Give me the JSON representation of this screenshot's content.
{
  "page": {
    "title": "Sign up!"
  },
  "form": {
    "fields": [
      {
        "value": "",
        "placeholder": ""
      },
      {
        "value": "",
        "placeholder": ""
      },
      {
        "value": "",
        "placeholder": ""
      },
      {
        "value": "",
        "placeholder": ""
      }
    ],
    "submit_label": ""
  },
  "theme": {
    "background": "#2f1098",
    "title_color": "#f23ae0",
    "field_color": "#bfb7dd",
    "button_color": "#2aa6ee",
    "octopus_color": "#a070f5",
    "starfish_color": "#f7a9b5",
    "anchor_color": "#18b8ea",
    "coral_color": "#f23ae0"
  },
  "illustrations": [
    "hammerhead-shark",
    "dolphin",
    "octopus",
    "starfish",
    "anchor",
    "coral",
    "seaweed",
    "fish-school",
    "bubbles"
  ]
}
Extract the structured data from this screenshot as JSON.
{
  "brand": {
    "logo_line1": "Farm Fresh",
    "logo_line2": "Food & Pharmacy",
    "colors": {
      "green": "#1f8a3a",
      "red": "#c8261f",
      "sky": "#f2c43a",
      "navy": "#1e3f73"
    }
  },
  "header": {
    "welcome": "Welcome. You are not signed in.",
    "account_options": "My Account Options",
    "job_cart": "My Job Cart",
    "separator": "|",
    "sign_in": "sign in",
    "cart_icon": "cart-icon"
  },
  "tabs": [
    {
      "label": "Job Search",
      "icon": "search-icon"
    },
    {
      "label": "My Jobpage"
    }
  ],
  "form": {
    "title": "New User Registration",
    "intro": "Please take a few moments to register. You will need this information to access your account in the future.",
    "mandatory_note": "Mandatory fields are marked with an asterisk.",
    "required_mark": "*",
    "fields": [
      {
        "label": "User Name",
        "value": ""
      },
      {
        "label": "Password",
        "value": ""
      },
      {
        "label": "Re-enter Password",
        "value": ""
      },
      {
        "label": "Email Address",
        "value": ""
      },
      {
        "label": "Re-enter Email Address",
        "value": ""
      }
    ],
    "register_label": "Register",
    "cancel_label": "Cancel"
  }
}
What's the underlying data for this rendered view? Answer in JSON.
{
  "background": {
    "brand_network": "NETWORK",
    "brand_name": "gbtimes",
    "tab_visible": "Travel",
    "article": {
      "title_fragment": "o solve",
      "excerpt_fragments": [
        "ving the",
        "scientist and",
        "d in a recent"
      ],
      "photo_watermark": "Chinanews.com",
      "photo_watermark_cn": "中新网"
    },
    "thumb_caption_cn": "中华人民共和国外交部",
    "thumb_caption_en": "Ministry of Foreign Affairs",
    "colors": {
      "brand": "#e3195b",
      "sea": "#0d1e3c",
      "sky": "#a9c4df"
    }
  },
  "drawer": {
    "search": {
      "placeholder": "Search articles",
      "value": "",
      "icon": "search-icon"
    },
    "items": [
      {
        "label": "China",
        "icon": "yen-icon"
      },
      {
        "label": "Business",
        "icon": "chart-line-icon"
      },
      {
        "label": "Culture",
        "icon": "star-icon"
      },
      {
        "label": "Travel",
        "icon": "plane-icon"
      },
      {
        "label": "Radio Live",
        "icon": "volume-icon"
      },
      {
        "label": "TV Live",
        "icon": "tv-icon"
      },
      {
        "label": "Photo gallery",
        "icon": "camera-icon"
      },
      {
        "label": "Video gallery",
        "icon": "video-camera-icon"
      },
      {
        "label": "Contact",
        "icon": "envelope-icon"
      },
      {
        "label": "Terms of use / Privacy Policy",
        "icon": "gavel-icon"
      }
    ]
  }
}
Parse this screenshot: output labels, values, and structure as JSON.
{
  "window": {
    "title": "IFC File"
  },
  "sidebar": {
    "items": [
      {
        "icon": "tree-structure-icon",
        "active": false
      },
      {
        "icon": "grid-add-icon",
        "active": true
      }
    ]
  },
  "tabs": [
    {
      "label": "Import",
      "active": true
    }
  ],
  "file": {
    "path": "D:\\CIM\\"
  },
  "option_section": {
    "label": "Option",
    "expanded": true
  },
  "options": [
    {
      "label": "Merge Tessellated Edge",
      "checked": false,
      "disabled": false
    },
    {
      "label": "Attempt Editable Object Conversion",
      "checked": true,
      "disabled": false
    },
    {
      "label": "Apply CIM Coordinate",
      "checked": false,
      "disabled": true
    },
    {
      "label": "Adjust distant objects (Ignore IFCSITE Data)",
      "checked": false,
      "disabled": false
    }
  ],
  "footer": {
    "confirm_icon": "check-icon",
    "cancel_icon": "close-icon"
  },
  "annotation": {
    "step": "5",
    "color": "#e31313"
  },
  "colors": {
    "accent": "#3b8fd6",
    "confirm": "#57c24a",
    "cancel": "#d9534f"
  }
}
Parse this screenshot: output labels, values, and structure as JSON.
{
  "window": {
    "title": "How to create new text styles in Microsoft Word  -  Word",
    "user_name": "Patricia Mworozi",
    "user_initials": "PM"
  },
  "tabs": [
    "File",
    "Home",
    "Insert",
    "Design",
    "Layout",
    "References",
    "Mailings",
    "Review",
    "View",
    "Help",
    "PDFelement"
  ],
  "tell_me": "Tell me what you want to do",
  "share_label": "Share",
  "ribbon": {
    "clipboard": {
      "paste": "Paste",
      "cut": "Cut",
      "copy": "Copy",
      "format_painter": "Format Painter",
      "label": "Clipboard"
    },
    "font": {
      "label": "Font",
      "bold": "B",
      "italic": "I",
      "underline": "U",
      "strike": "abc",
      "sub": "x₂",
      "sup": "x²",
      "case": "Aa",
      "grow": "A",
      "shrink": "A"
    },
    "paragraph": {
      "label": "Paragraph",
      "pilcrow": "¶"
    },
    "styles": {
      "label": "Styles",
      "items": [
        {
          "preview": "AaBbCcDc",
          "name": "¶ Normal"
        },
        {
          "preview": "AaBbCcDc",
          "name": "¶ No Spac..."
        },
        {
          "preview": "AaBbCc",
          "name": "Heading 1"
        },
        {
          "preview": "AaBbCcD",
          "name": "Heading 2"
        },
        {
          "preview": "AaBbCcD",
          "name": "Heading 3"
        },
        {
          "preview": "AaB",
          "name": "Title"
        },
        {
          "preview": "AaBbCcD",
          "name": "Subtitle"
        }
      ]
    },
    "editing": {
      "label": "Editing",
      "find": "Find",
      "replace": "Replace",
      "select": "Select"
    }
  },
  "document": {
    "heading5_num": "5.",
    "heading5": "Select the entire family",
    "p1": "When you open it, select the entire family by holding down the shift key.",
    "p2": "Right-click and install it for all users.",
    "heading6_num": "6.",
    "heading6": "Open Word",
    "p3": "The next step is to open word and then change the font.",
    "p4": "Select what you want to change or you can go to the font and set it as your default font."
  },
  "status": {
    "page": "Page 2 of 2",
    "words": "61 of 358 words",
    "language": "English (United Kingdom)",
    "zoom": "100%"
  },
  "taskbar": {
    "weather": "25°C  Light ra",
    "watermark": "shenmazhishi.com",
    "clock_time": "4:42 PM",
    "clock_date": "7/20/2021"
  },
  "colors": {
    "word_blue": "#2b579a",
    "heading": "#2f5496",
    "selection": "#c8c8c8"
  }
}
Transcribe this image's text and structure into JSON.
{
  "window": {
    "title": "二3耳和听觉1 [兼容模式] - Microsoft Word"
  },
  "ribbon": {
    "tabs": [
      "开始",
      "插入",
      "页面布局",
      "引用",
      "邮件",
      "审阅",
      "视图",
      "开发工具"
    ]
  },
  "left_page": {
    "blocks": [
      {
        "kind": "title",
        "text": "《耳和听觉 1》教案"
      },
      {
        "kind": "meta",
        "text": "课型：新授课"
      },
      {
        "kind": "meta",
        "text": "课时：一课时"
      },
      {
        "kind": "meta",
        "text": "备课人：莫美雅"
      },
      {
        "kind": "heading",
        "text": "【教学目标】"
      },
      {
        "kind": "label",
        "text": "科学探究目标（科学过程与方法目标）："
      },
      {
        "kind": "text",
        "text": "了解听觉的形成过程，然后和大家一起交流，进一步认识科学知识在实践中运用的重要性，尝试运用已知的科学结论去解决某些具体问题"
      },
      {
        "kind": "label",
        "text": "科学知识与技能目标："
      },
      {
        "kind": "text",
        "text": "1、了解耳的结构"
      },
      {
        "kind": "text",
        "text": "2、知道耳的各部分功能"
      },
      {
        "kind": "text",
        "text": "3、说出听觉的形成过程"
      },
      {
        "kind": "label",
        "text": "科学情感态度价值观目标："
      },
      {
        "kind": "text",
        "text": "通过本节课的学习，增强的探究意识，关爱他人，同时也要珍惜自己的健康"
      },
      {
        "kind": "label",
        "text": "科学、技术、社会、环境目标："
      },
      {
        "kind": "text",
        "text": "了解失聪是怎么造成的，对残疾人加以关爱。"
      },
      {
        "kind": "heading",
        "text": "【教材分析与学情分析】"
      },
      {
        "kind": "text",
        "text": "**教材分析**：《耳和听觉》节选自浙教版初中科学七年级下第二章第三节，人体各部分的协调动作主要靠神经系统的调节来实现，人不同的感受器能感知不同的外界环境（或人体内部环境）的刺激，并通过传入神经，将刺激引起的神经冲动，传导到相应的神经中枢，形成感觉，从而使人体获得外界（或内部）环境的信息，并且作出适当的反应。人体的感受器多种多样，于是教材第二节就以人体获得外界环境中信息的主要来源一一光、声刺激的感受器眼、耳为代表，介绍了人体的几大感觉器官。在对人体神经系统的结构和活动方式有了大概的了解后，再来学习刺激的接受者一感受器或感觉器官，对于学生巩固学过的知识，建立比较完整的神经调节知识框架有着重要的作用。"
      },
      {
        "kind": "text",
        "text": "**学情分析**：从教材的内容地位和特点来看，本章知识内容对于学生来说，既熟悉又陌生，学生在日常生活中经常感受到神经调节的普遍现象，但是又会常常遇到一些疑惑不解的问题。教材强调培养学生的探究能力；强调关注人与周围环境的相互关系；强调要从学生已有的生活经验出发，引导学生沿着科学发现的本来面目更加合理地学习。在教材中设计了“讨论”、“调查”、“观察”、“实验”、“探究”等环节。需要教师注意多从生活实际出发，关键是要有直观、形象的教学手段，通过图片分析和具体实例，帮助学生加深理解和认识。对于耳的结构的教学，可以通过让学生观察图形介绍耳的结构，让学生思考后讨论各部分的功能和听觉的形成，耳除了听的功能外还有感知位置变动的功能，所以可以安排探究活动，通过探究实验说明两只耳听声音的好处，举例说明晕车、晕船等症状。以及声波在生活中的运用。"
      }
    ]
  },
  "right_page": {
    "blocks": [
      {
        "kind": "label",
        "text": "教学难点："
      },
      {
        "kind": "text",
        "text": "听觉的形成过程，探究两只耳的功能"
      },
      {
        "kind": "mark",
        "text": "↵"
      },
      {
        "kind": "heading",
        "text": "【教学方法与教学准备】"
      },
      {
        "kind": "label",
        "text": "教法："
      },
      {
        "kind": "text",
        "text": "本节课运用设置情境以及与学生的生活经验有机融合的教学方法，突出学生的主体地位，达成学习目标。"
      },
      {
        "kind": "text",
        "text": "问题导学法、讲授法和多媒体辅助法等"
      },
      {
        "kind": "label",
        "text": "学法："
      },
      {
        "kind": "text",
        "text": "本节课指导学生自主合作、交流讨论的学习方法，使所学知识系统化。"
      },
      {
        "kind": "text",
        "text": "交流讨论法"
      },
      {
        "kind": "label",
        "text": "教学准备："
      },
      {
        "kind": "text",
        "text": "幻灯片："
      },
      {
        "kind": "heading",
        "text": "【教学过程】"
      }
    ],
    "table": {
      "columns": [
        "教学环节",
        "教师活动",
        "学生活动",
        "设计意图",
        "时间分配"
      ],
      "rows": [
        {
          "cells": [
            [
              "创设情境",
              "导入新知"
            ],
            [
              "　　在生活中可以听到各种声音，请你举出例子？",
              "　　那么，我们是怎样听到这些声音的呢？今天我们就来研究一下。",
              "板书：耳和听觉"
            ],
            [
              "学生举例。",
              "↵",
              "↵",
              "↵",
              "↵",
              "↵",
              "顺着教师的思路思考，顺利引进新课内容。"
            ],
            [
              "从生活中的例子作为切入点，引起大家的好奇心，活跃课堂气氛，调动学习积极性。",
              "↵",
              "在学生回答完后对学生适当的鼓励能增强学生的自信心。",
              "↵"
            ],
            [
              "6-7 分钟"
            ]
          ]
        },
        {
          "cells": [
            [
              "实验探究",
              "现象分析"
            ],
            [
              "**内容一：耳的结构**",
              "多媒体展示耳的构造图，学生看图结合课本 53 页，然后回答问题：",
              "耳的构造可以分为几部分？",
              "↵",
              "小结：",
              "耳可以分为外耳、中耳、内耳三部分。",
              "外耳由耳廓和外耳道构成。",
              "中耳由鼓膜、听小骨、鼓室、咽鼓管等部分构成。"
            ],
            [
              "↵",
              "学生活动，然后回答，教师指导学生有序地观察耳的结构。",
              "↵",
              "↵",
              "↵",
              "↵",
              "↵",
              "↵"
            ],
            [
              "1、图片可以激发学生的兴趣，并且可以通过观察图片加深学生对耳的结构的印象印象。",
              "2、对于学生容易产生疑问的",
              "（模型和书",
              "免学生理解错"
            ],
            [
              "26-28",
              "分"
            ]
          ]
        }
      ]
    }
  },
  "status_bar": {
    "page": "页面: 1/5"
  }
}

○ ○ ○ ○ ○

> _Work to be completed_: In the entries above, count each line holding "change" and report the total and nothing more.

> _Worked solution_: 2